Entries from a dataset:
"""

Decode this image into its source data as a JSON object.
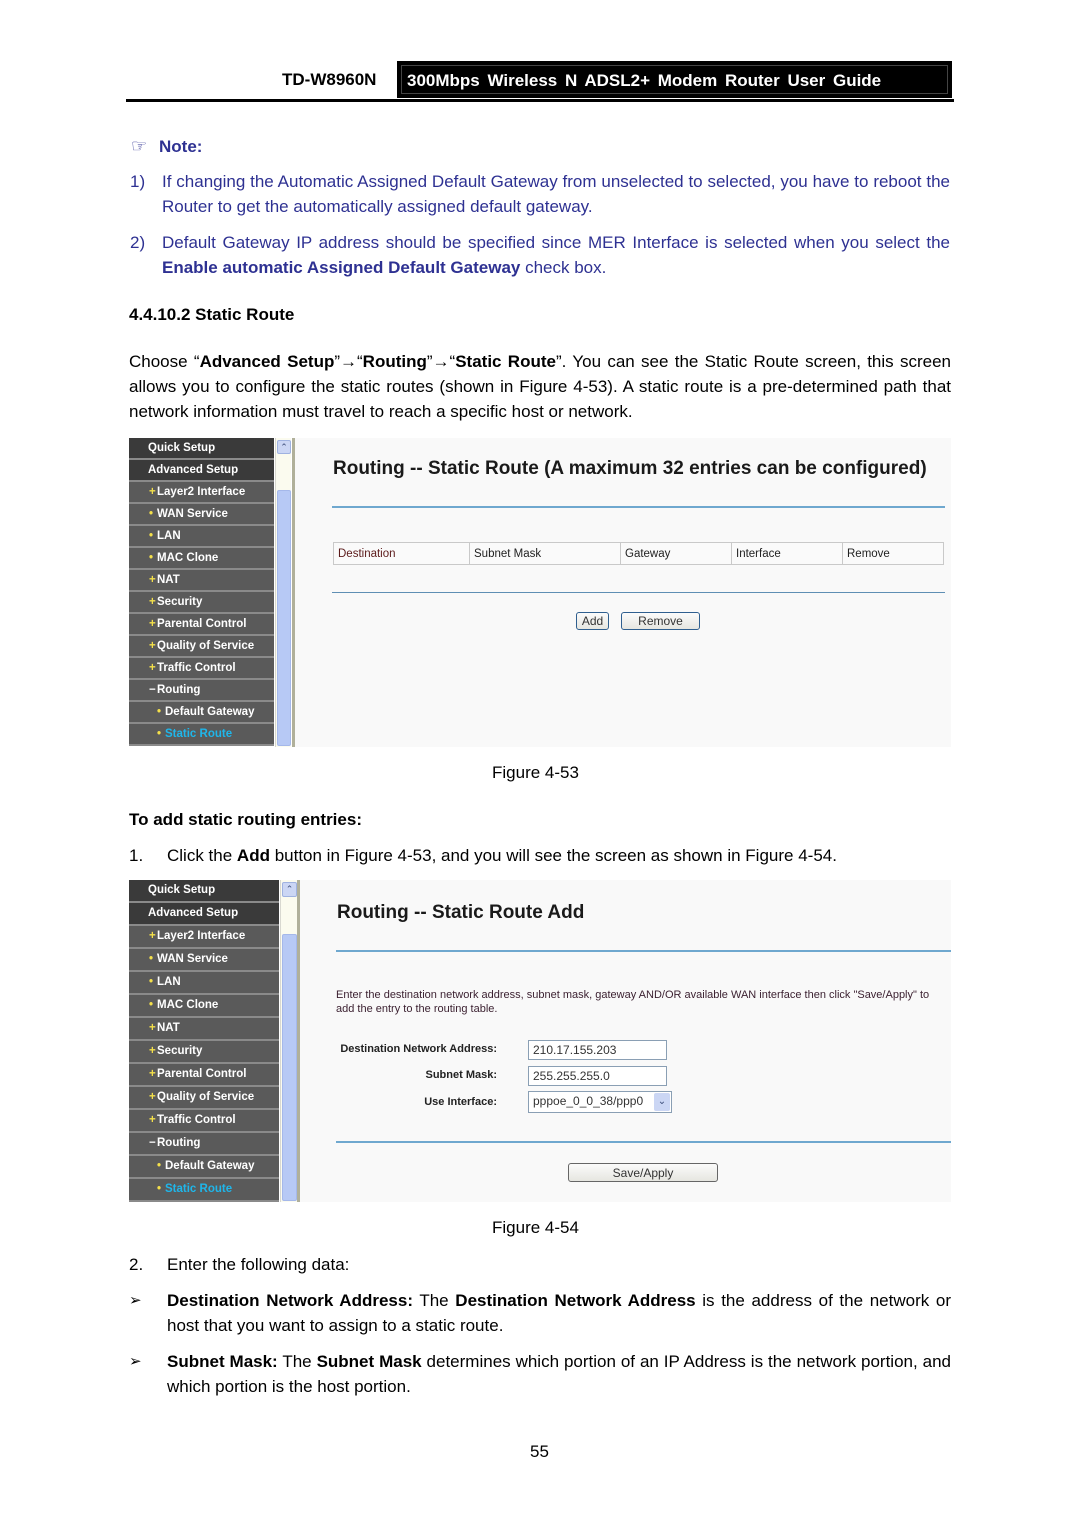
{
  "header": {
    "model": "TD-W8960N",
    "guide_title": "300Mbps Wireless N ADSL2+ Modem Router User Guide"
  },
  "note": {
    "icon": "pointing-hand-icon",
    "title": "Note:",
    "items": [
      {
        "num": "1)",
        "text": "If changing the Automatic Assigned Default Gateway from unselected to selected, you have to reboot the Router to get the automatically assigned default gateway."
      },
      {
        "num": "2)",
        "text_before": "Default Gateway IP address should be specified since MER Interface is selected when you select the ",
        "text_bold": "Enable automatic Assigned Default Gateway",
        "text_after": " check box."
      }
    ]
  },
  "section": {
    "heading": "4.4.10.2 Static Route",
    "intro": {
      "p1": "Choose “",
      "b1": "Advanced Setup",
      "p2": "”→“",
      "b2": "Routing",
      "p3": "”→“",
      "b3": "Static Route",
      "p4": "”. You can see the Static Route screen, this screen allows you to configure the static routes (shown in Figure 4-53). A static route is a pre-determined path that network information must travel to reach a specific host or network."
    }
  },
  "sidebar": {
    "items": [
      {
        "label": "Quick Setup",
        "bullet": ""
      },
      {
        "label": "Advanced Setup",
        "bullet": ""
      },
      {
        "label": "Layer2 Interface",
        "bullet": "+"
      },
      {
        "label": "WAN Service",
        "bullet": "•"
      },
      {
        "label": "LAN",
        "bullet": "•"
      },
      {
        "label": "MAC Clone",
        "bullet": "•"
      },
      {
        "label": "NAT",
        "bullet": "+"
      },
      {
        "label": "Security",
        "bullet": "+"
      },
      {
        "label": "Parental Control",
        "bullet": "+"
      },
      {
        "label": "Quality of Service",
        "bullet": "+"
      },
      {
        "label": "Traffic Control",
        "bullet": "+"
      },
      {
        "label": "Routing",
        "bullet": "−"
      },
      {
        "label": "Default Gateway",
        "bullet": "•"
      },
      {
        "label": "Static Route",
        "bullet": "•"
      }
    ],
    "active": "Static Route",
    "active_color": "#1fb6ea"
  },
  "figure53": {
    "title": "Routing -- Static Route (A maximum 32 entries can be configured)",
    "columns": [
      "Destination",
      "Subnet Mask",
      "Gateway",
      "Interface",
      "Remove"
    ],
    "add_label": "Add",
    "remove_label": "Remove",
    "caption": "Figure 4-53"
  },
  "steps": {
    "heading": "To add static routing entries:",
    "step1": {
      "num": "1.",
      "pre": "Click the ",
      "bold": "Add",
      "post": " button in Figure 4-53, and you will see the screen as shown in Figure 4-54."
    },
    "step2": {
      "num": "2.",
      "text": "Enter the following data:"
    }
  },
  "figure54": {
    "title": "Routing -- Static Route Add",
    "description": "Enter the destination network address, subnet mask, gateway AND/OR available WAN interface then click \"Save/Apply\" to add the entry to the routing table.",
    "fields": {
      "dest_label": "Destination Network Address:",
      "dest_value": "210.17.155.203",
      "mask_label": "Subnet Mask:",
      "mask_value": "255.255.255.0",
      "iface_label": "Use Interface:",
      "iface_value": "pppoe_0_0_38/ppp0"
    },
    "save_label": "Save/Apply",
    "caption": "Figure 4-54"
  },
  "definitions": [
    {
      "b1": "Destination Network Address:",
      "t1": " The ",
      "b2": "Destination Network Address",
      "t2": " is the address of the network or host that you want to assign to a static route."
    },
    {
      "b1": "Subnet Mask:",
      "t1": " The ",
      "b2": "Subnet Mask",
      "t2": " determines which portion of an IP Address is the network portion, and which portion is the host portion."
    }
  ],
  "bullet_glyph": "➢",
  "page_number": "55"
}
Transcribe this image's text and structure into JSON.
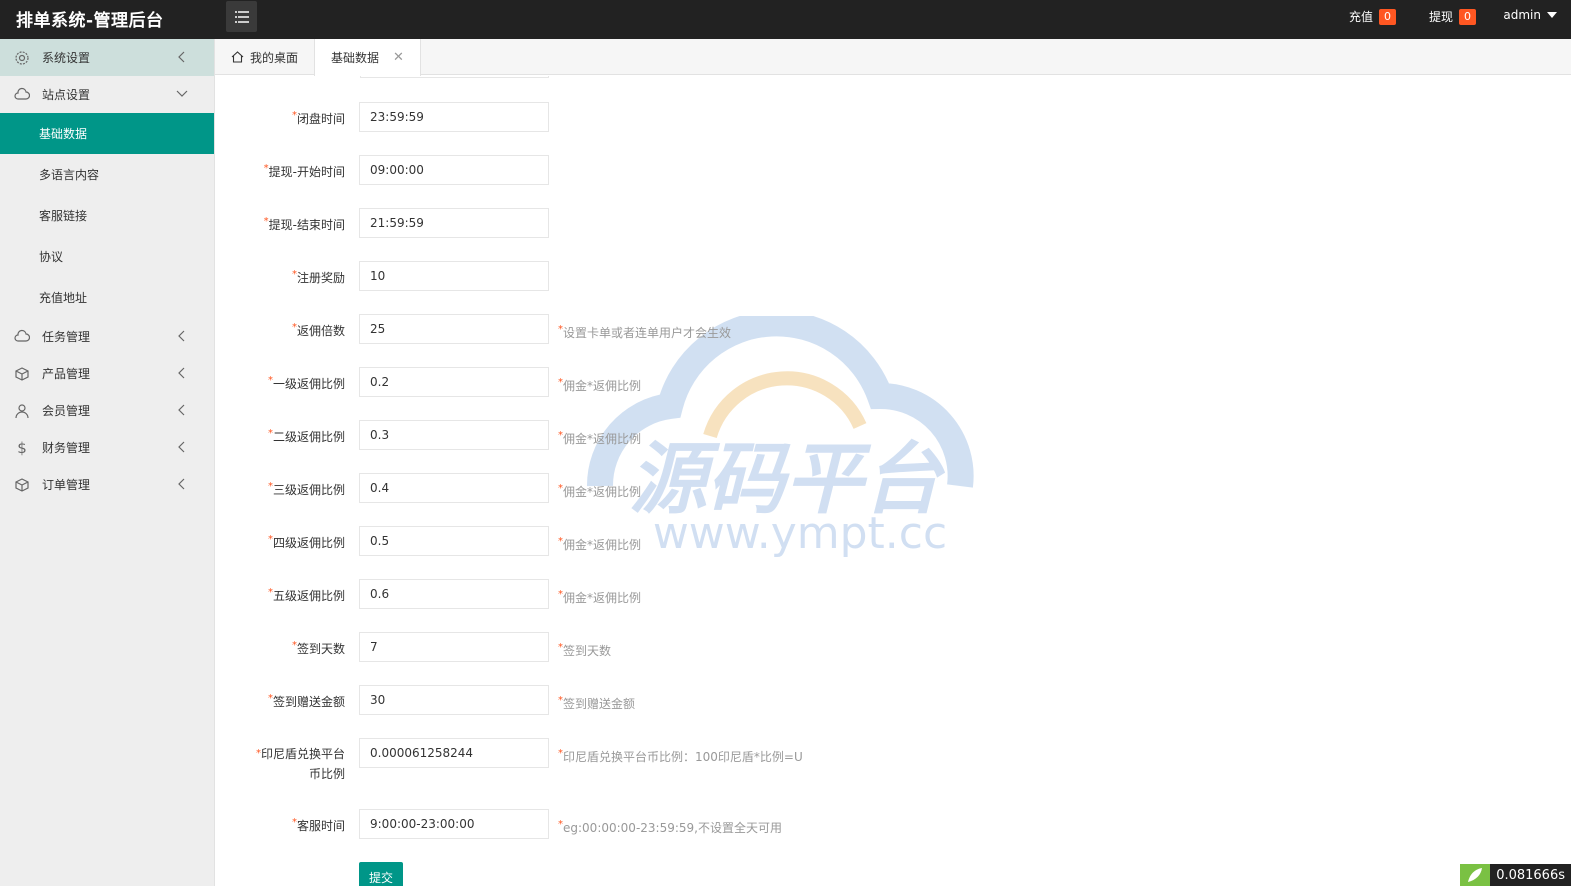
{
  "app": {
    "title": "排单系统-管理后台"
  },
  "header": {
    "recharge_label": "充值",
    "recharge_count": "0",
    "withdraw_label": "提现",
    "withdraw_count": "0",
    "user": "admin",
    "badge_color": "#ff5722",
    "bg_color": "#222222"
  },
  "sidebar": {
    "groups": [
      {
        "label": "系统设置",
        "icon": "gear-icon",
        "expanded": false
      },
      {
        "label": "站点设置",
        "icon": "cloud-icon",
        "expanded": true,
        "items": [
          "基础数据",
          "多语言内容",
          "客服链接",
          "协议",
          "充值地址"
        ],
        "active": "基础数据"
      },
      {
        "label": "任务管理",
        "icon": "cloud-icon",
        "expanded": false
      },
      {
        "label": "产品管理",
        "icon": "box-icon",
        "expanded": false
      },
      {
        "label": "会员管理",
        "icon": "user-icon",
        "expanded": false
      },
      {
        "label": "财务管理",
        "icon": "dollar-icon",
        "expanded": false
      },
      {
        "label": "订单管理",
        "icon": "box-icon",
        "expanded": false
      }
    ],
    "active_color": "#009688"
  },
  "tabs": [
    {
      "label": "我的桌面",
      "icon": "home-icon"
    },
    {
      "label": "基础数据",
      "active": true
    }
  ],
  "form": {
    "fields": [
      {
        "label": "闭盘时间",
        "value": "23:59:59",
        "hint": ""
      },
      {
        "label": "提现-开始时间",
        "value": "09:00:00",
        "hint": ""
      },
      {
        "label": "提现-结束时间",
        "value": "21:59:59",
        "hint": ""
      },
      {
        "label": "注册奖励",
        "value": "10",
        "hint": ""
      },
      {
        "label": "返佣倍数",
        "value": "25",
        "hint": "设置卡单或者连单用户才会生效"
      },
      {
        "label": "一级返佣比例",
        "value": "0.2",
        "hint": "佣金*返佣比例"
      },
      {
        "label": "二级返佣比例",
        "value": "0.3",
        "hint": "佣金*返佣比例"
      },
      {
        "label": "三级返佣比例",
        "value": "0.4",
        "hint": "佣金*返佣比例"
      },
      {
        "label": "四级返佣比例",
        "value": "0.5",
        "hint": "佣金*返佣比例"
      },
      {
        "label": "五级返佣比例",
        "value": "0.6",
        "hint": "佣金*返佣比例"
      },
      {
        "label": "签到天数",
        "value": "7",
        "hint": "签到天数"
      },
      {
        "label": "签到赠送金额",
        "value": "30",
        "hint": "签到赠送金额"
      },
      {
        "label": "印尼盾兑换平台币比例",
        "value": "0.000061258244",
        "hint": "印尼盾兑换平台币比例：100印尼盾*比例=U"
      },
      {
        "label": "客服时间",
        "value": "9:00:00-23:00:00",
        "hint": "eg:00:00:00-23:59:59,不设置全天可用"
      }
    ],
    "submit_label": "提交"
  },
  "watermark": {
    "title": "源码平台",
    "url": "www.ympt.cc"
  },
  "timer": "0.081666s"
}
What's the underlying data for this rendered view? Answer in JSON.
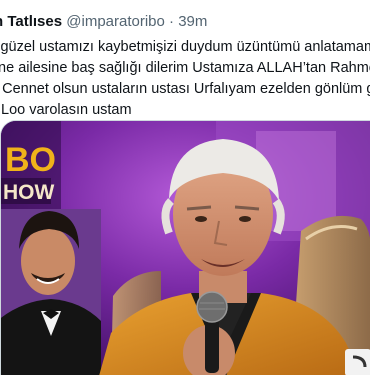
{
  "tweet": {
    "author_name": "n Tatlıses",
    "author_handle": "@imparatoribo",
    "separator": "·",
    "time": "39m",
    "lines": [
      "sigüzel ustamızı kaybetmişizi duydum üzüntümü anlatamam",
      "rine ailesine baş sağlığı dilerim Ustamıza ALLAH’tan Rahmet",
      "n Cennet olsun ustaların ustası Urfalıyam ezelden gönlüm ge",
      "Loo varolasın ustam"
    ]
  },
  "media": {
    "show_logo_line1": "BO",
    "show_logo_line2": "HOW"
  },
  "colors": {
    "text": "#0f1419",
    "secondary": "#536471",
    "show_logo": "#f0b21a",
    "studio_purple": "#5a1a8a"
  }
}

"""

Instruction:
Each entry must be retyped word for word, with every image omitted.

Answer to the task:
Decode this image into its source data as a JSON object.
{
  "header": {
    "model": "TD-W8960N",
    "guide_title": "300Mbps Wireless N ADSL2+ Modem Router User Guide"
  },
  "note": {
    "icon": "pointing-hand-icon",
    "title": "Note:",
    "items": [
      {
        "num": "1)",
        "text": "If changing the Automatic Assigned Default Gateway from unselected to selected, you have to reboot the Router to get the automatically assigned default gateway."
      },
      {
        "num": "2)",
        "text_before": "Default Gateway IP address should be specified since MER Interface is selected when you select the ",
        "text_bold": "Enable automatic Assigned Default Gateway",
        "text_after": " check box."
      }
    ]
  },
  "section": {
    "heading": "4.4.10.2 Static Route",
    "intro": {
      "p1": "Choose “",
      "b1": "Advanced Setup",
      "p2": "”→“",
      "b2": "Routing",
      "p3": "”→“",
      "b3": "Static Route",
      "p4": "”. You can see the Static Route screen, this screen allows you to configure the static routes (shown in Figure 4-53). A static route is a pre-determined path that network information must travel to reach a specific host or network."
    }
  },
  "sidebar": {
    "items": [
      {
        "label": "Quick Setup",
        "bullet": ""
      },
      {
        "label": "Advanced Setup",
        "bullet": ""
      },
      {
        "label": "Layer2 Interface",
        "bullet": "+"
      },
      {
        "label": "WAN Service",
        "bullet": "•"
      },
      {
        "label": "LAN",
        "bullet": "•"
      },
      {
        "label": "MAC Clone",
        "bullet": "•"
      },
      {
        "label": "NAT",
        "bullet": "+"
      },
      {
        "label": "Security",
        "bullet": "+"
      },
      {
        "label": "Parental Control",
        "bullet": "+"
      },
      {
        "label": "Quality of Service",
        "bullet": "+"
      },
      {
        "label": "Traffic Control",
        "bullet": "+"
      },
      {
        "label": "Routing",
        "bullet": "−"
      },
      {
        "label": "Default Gateway",
        "bullet": "•"
      },
      {
        "label": "Static Route",
        "bullet": "•"
      }
    ],
    "active": "Static Route",
    "active_color": "#1fb6ea"
  },
  "figure53": {
    "title": "Routing -- Static Route (A maximum 32 entries can be configured)",
    "columns": [
      "Destination",
      "Subnet Mask",
      "Gateway",
      "Interface",
      "Remove"
    ],
    "add_label": "Add",
    "remove_label": "Remove",
    "caption": "Figure 4-53"
  },
  "steps": {
    "heading": "To add static routing entries:",
    "step1": {
      "num": "1.",
      "pre": "Click the ",
      "bold": "Add",
      "post": " button in Figure 4-53, and you will see the screen as shown in Figure 4-54."
    },
    "step2": {
      "num": "2.",
      "text": "Enter the following data:"
    }
  },
  "figure54": {
    "title": "Routing -- Static Route Add",
    "description": "Enter the destination network address, subnet mask, gateway AND/OR available WAN interface then click \"Save/Apply\" to add the entry to the routing table.",
    "fields": {
      "dest_label": "Destination Network Address:",
      "dest_value": "210.17.155.203",
      "mask_label": "Subnet Mask:",
      "mask_value": "255.255.255.0",
      "iface_label": "Use Interface:",
      "iface_value": "pppoe_0_0_38/ppp0"
    },
    "save_label": "Save/Apply",
    "caption": "Figure 4-54"
  },
  "definitions": [
    {
      "b1": "Destination Network Address:",
      "t1": " The ",
      "b2": "Destination Network Address",
      "t2": " is the address of the network or host that you want to assign to a static route."
    },
    {
      "b1": "Subnet Mask:",
      "t1": " The ",
      "b2": "Subnet Mask",
      "t2": " determines which portion of an IP Address is the network portion, and which portion is the host portion."
    }
  ],
  "bullet_glyph": "➢",
  "page_number": "55"
}
Transcribe this image's text and structure into JSON.
{
  "app": {
    "title": "排单系统-管理后台"
  },
  "header": {
    "recharge_label": "充值",
    "recharge_count": "0",
    "withdraw_label": "提现",
    "withdraw_count": "0",
    "user": "admin",
    "badge_color": "#ff5722",
    "bg_color": "#222222"
  },
  "sidebar": {
    "groups": [
      {
        "label": "系统设置",
        "icon": "gear-icon",
        "expanded": false
      },
      {
        "label": "站点设置",
        "icon": "cloud-icon",
        "expanded": true,
        "items": [
          "基础数据",
          "多语言内容",
          "客服链接",
          "协议",
          "充值地址"
        ],
        "active": "基础数据"
      },
      {
        "label": "任务管理",
        "icon": "cloud-icon",
        "expanded": false
      },
      {
        "label": "产品管理",
        "icon": "box-icon",
        "expanded": false
      },
      {
        "label": "会员管理",
        "icon": "user-icon",
        "expanded": false
      },
      {
        "label": "财务管理",
        "icon": "dollar-icon",
        "expanded": false
      },
      {
        "label": "订单管理",
        "icon": "box-icon",
        "expanded": false
      }
    ],
    "active_color": "#009688"
  },
  "tabs": [
    {
      "label": "我的桌面",
      "icon": "home-icon"
    },
    {
      "label": "基础数据",
      "active": true
    }
  ],
  "form": {
    "fields": [
      {
        "label": "闭盘时间",
        "value": "23:59:59",
        "hint": ""
      },
      {
        "label": "提现-开始时间",
        "value": "09:00:00",
        "hint": ""
      },
      {
        "label": "提现-结束时间",
        "value": "21:59:59",
        "hint": ""
      },
      {
        "label": "注册奖励",
        "value": "10",
        "hint": ""
      },
      {
        "label": "返佣倍数",
        "value": "25",
        "hint": "设置卡单或者连单用户才会生效"
      },
      {
        "label": "一级返佣比例",
        "value": "0.2",
        "hint": "佣金*返佣比例"
      },
      {
        "label": "二级返佣比例",
        "value": "0.3",
        "hint": "佣金*返佣比例"
      },
      {
        "label": "三级返佣比例",
        "value": "0.4",
        "hint": "佣金*返佣比例"
      },
      {
        "label": "四级返佣比例",
        "value": "0.5",
        "hint": "佣金*返佣比例"
      },
      {
        "label": "五级返佣比例",
        "value": "0.6",
        "hint": "佣金*返佣比例"
      },
      {
        "label": "签到天数",
        "value": "7",
        "hint": "签到天数"
      },
      {
        "label": "签到赠送金额",
        "value": "30",
        "hint": "签到赠送金额"
      },
      {
        "label": "印尼盾兑换平台币比例",
        "value": "0.000061258244",
        "hint": "印尼盾兑换平台币比例：100印尼盾*比例=U"
      },
      {
        "label": "客服时间",
        "value": "9:00:00-23:00:00",
        "hint": "eg:00:00:00-23:59:59,不设置全天可用"
      }
    ],
    "submit_label": "提交"
  },
  "watermark": {
    "title": "源码平台",
    "url": "www.ympt.cc"
  },
  "timer": "0.081666s"
}
What's the underlying data for this rendered view? Answer in JSON.
{
  "tweet": {
    "author_name": "n Tatlıses",
    "author_handle": "@imparatoribo",
    "separator": "·",
    "time": "39m",
    "lines": [
      "sigüzel ustamızı kaybetmişizi duydum üzüntümü anlatamam",
      "rine ailesine baş sağlığı dilerim Ustamıza ALLAH’tan Rahmet",
      "n Cennet olsun ustaların ustası Urfalıyam ezelden gönlüm ge",
      "Loo varolasın ustam"
    ]
  },
  "media": {
    "show_logo_line1": "BO",
    "show_logo_line2": "HOW"
  },
  "colors": {
    "text": "#0f1419",
    "secondary": "#536471",
    "show_logo": "#f0b21a",
    "studio_purple": "#5a1a8a"
  }
}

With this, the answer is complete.